## Figure record extracts
+ + + +

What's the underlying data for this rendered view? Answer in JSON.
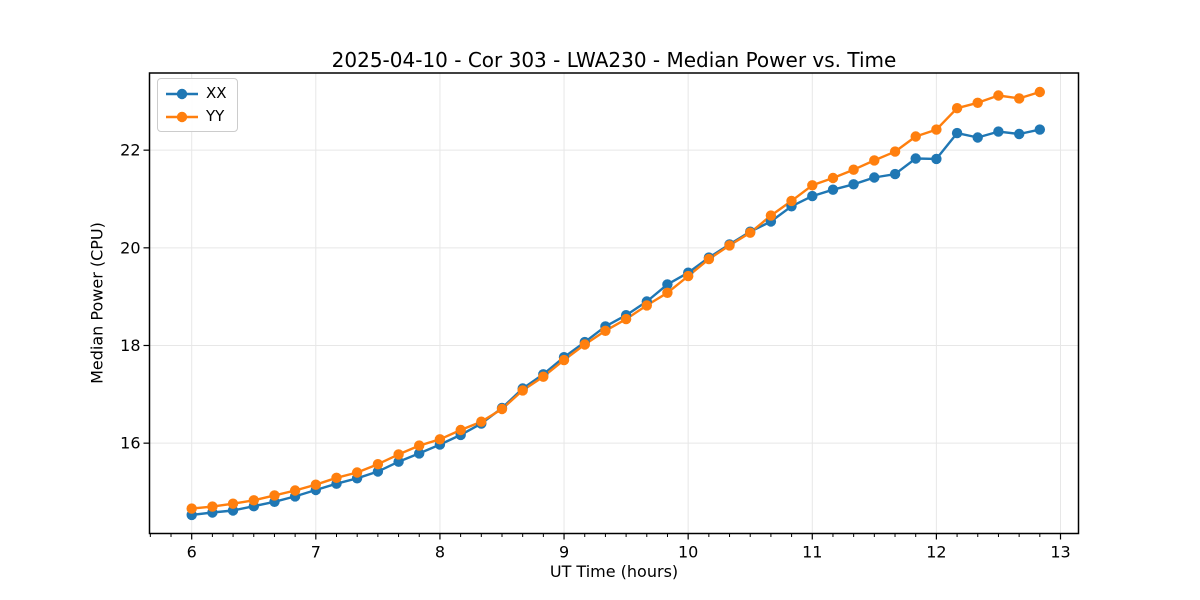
{
  "chart_data": {
    "type": "line",
    "title": "2025-04-10 - Cor 303 - LWA230 - Median Power vs. Time",
    "xlabel": "UT Time (hours)",
    "ylabel": "Median Power (CPU)",
    "xlim": [
      5.66,
      13.145
    ],
    "ylim": [
      14.15,
      23.58
    ],
    "x_ticks": [
      6,
      7,
      8,
      9,
      10,
      11,
      12,
      13
    ],
    "y_ticks": [
      16,
      18,
      20,
      22
    ],
    "x_minor_tick_step": 0.166667,
    "grid": true,
    "grid_color": "#e7e7e7",
    "legend_position": "upper left",
    "x": [
      6.0,
      6.167,
      6.333,
      6.5,
      6.667,
      6.833,
      7.0,
      7.167,
      7.333,
      7.5,
      7.667,
      7.833,
      8.0,
      8.167,
      8.333,
      8.5,
      8.667,
      8.833,
      9.0,
      9.167,
      9.333,
      9.5,
      9.667,
      9.833,
      10.0,
      10.167,
      10.333,
      10.5,
      10.667,
      10.833,
      11.0,
      11.167,
      11.333,
      11.5,
      11.667,
      11.833,
      12.0,
      12.167,
      12.333,
      12.5,
      12.667,
      12.833
    ],
    "series": [
      {
        "name": "XX",
        "color": "#1f77b4",
        "values": [
          14.53,
          14.58,
          14.62,
          14.71,
          14.8,
          14.91,
          15.04,
          15.17,
          15.28,
          15.42,
          15.62,
          15.79,
          15.97,
          16.17,
          16.4,
          16.72,
          17.12,
          17.41,
          17.76,
          18.07,
          18.39,
          18.62,
          18.9,
          19.25,
          19.49,
          19.8,
          20.07,
          20.33,
          20.54,
          20.85,
          21.06,
          21.19,
          21.3,
          21.44,
          21.51,
          21.83,
          21.82,
          22.35,
          22.26,
          22.38,
          22.33,
          22.42
        ]
      },
      {
        "name": "YY",
        "color": "#ff7f0e",
        "values": [
          14.66,
          14.7,
          14.76,
          14.83,
          14.93,
          15.03,
          15.15,
          15.29,
          15.4,
          15.57,
          15.77,
          15.95,
          16.08,
          16.27,
          16.44,
          16.7,
          17.08,
          17.36,
          17.7,
          18.02,
          18.3,
          18.54,
          18.82,
          19.08,
          19.42,
          19.77,
          20.05,
          20.31,
          20.66,
          20.96,
          21.28,
          21.43,
          21.6,
          21.79,
          21.97,
          22.28,
          22.42,
          22.86,
          22.97,
          23.12,
          23.06,
          23.19
        ]
      }
    ]
  }
}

+ + + +

Your task is to repeat the data above exactly while excluding the pictures.

## Completed exercise
What's the underlying data for this rendered view? Answer in JSON.
{
  "chart_data": {
    "type": "line",
    "title": "2025-04-10 - Cor 303 - LWA230 - Median Power vs. Time",
    "xlabel": "UT Time (hours)",
    "ylabel": "Median Power (CPU)",
    "xlim": [
      5.66,
      13.145
    ],
    "ylim": [
      14.15,
      23.58
    ],
    "x_ticks": [
      6,
      7,
      8,
      9,
      10,
      11,
      12,
      13
    ],
    "y_ticks": [
      16,
      18,
      20,
      22
    ],
    "x_minor_tick_step": 0.166667,
    "grid": true,
    "grid_color": "#e7e7e7",
    "legend_position": "upper left",
    "x": [
      6.0,
      6.167,
      6.333,
      6.5,
      6.667,
      6.833,
      7.0,
      7.167,
      7.333,
      7.5,
      7.667,
      7.833,
      8.0,
      8.167,
      8.333,
      8.5,
      8.667,
      8.833,
      9.0,
      9.167,
      9.333,
      9.5,
      9.667,
      9.833,
      10.0,
      10.167,
      10.333,
      10.5,
      10.667,
      10.833,
      11.0,
      11.167,
      11.333,
      11.5,
      11.667,
      11.833,
      12.0,
      12.167,
      12.333,
      12.5,
      12.667,
      12.833
    ],
    "series": [
      {
        "name": "XX",
        "color": "#1f77b4",
        "values": [
          14.53,
          14.58,
          14.62,
          14.71,
          14.8,
          14.91,
          15.04,
          15.17,
          15.28,
          15.42,
          15.62,
          15.79,
          15.97,
          16.17,
          16.4,
          16.72,
          17.12,
          17.41,
          17.76,
          18.07,
          18.39,
          18.62,
          18.9,
          19.25,
          19.49,
          19.8,
          20.07,
          20.33,
          20.54,
          20.85,
          21.06,
          21.19,
          21.3,
          21.44,
          21.51,
          21.83,
          21.82,
          22.35,
          22.26,
          22.38,
          22.33,
          22.42
        ]
      },
      {
        "name": "YY",
        "color": "#ff7f0e",
        "values": [
          14.66,
          14.7,
          14.76,
          14.83,
          14.93,
          15.03,
          15.15,
          15.29,
          15.4,
          15.57,
          15.77,
          15.95,
          16.08,
          16.27,
          16.44,
          16.7,
          17.08,
          17.36,
          17.7,
          18.02,
          18.3,
          18.54,
          18.82,
          19.08,
          19.42,
          19.77,
          20.05,
          20.31,
          20.66,
          20.96,
          21.28,
          21.43,
          21.6,
          21.79,
          21.97,
          22.28,
          22.42,
          22.86,
          22.97,
          23.12,
          23.06,
          23.19
        ]
      }
    ]
  }
}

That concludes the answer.